Exactly reproduce the entries, dropping any pictures from your copy.
○ ○ ○ ○ ○ ○ ○
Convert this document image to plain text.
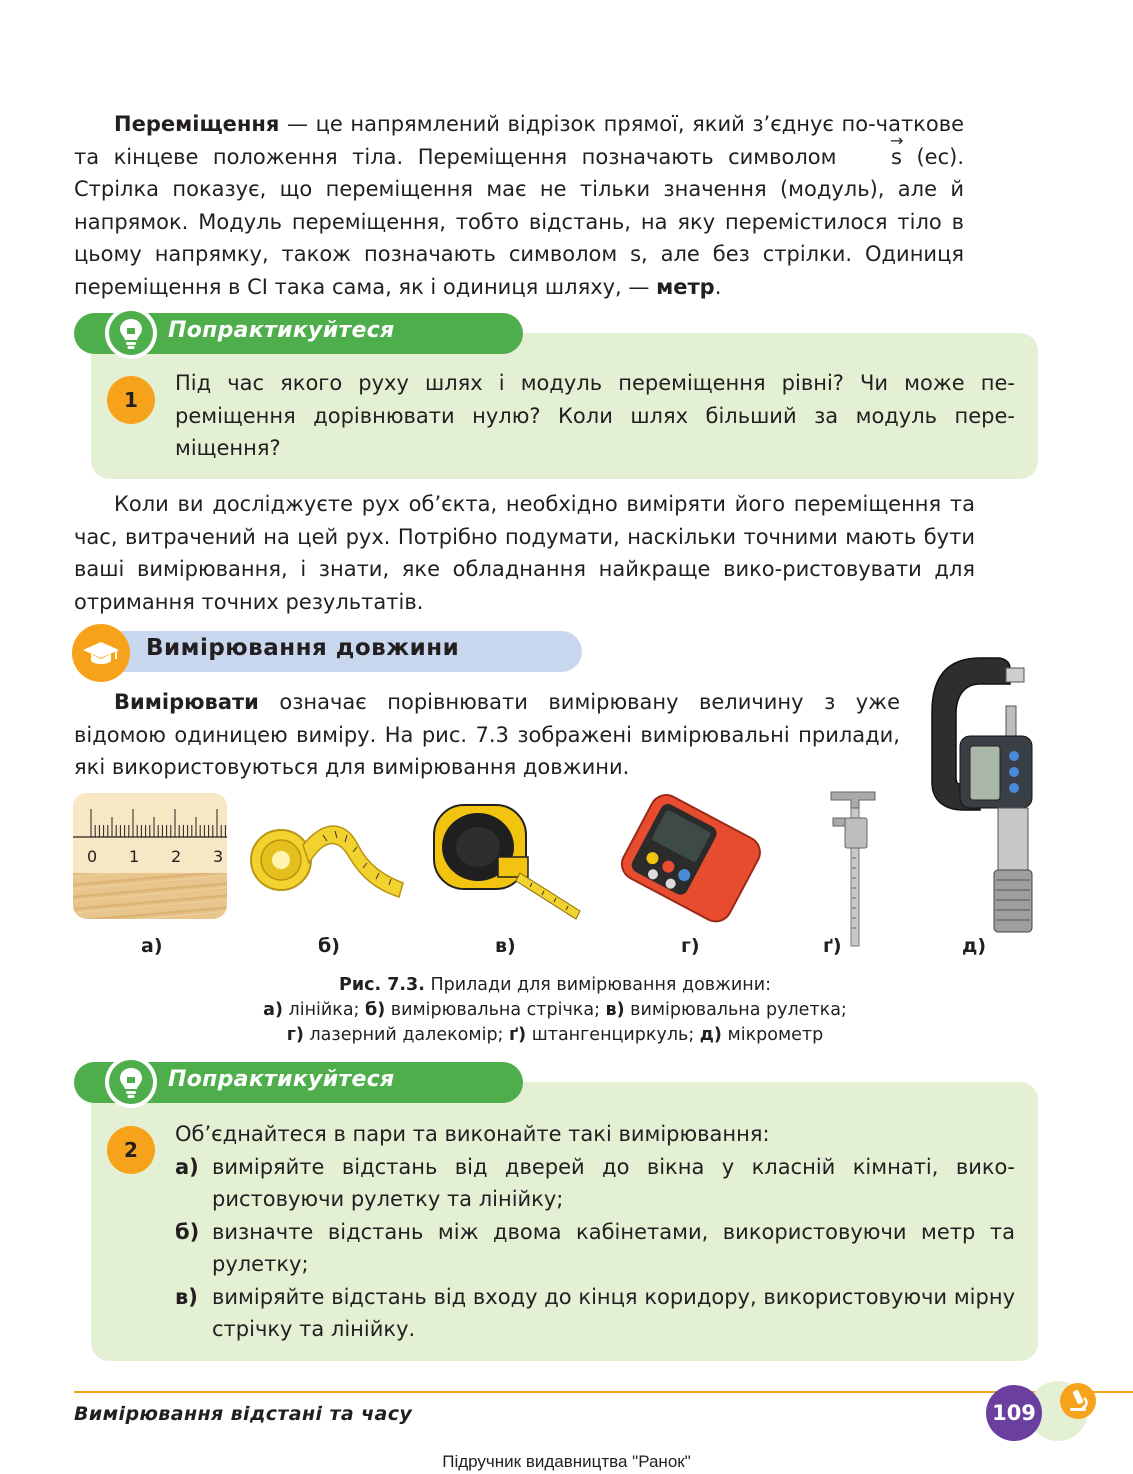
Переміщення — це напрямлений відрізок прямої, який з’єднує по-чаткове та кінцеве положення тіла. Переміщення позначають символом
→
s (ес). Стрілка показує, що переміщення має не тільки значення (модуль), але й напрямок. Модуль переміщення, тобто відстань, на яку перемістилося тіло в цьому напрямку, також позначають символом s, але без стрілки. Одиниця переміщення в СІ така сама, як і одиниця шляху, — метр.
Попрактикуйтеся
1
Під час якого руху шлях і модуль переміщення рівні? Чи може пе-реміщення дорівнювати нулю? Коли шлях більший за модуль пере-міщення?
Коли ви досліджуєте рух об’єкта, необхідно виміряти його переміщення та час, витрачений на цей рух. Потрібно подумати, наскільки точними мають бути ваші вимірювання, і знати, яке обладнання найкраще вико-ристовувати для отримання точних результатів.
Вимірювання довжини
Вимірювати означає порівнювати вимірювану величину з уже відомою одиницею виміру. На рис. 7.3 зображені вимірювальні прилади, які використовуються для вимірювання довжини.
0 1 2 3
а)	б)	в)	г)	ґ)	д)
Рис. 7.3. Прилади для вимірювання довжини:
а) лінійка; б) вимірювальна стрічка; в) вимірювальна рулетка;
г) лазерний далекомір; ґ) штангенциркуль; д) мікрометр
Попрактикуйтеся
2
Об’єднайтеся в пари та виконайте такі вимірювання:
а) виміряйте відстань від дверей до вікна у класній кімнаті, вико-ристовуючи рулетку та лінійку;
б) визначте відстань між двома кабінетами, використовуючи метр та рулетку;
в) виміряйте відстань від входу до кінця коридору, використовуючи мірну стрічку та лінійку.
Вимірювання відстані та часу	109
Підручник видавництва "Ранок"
○ ○ ○ ○ ○ ○ ○
- Output below:
Convert this document image to plain text.
Переміщення — це напрямлений відрізок прямої, який з’єднує по-чаткове та кінцеве положення тіла. Переміщення позначають символом
→
s (ес). Стрілка показує, що переміщення має не тільки значення (модуль), але й напрямок. Модуль переміщення, тобто відстань, на яку перемістилося тіло в цьому напрямку, також позначають символом s, але без стрілки. Одиниця переміщення в СІ така сама, як і одиниця шляху, — метр.
Попрактикуйтеся
1
Під час якого руху шлях і модуль переміщення рівні? Чи може пе-реміщення дорівнювати нулю? Коли шлях більший за модуль пере-міщення?
Коли ви досліджуєте рух об’єкта, необхідно виміряти його переміщення та час, витрачений на цей рух. Потрібно подумати, наскільки точними мають бути ваші вимірювання, і знати, яке обладнання найкраще вико-ристовувати для отримання точних результатів.
Вимірювання довжини
Вимірювати означає порівнювати вимірювану величину з уже відомою одиницею виміру. На рис. 7.3 зображені вимірювальні прилади, які використовуються для вимірювання довжини.
0 1 2 3
а)	б)	в)	г)	ґ)	д)
Рис. 7.3. Прилади для вимірювання довжини:
а) лінійка; б) вимірювальна стрічка; в) вимірювальна рулетка;
г) лазерний далекомір; ґ) штангенциркуль; д) мікрометр
Попрактикуйтеся
2
Об’єднайтеся в пари та виконайте такі вимірювання:
а) виміряйте відстань від дверей до вікна у класній кімнаті, вико-ристовуючи рулетку та лінійку;
б) визначте відстань між двома кабінетами, використовуючи метр та рулетку;
в) виміряйте відстань від входу до кінця коридору, використовуючи мірну стрічку та лінійку.
Вимірювання відстані та часу	109
Підручник видавництва "Ранок"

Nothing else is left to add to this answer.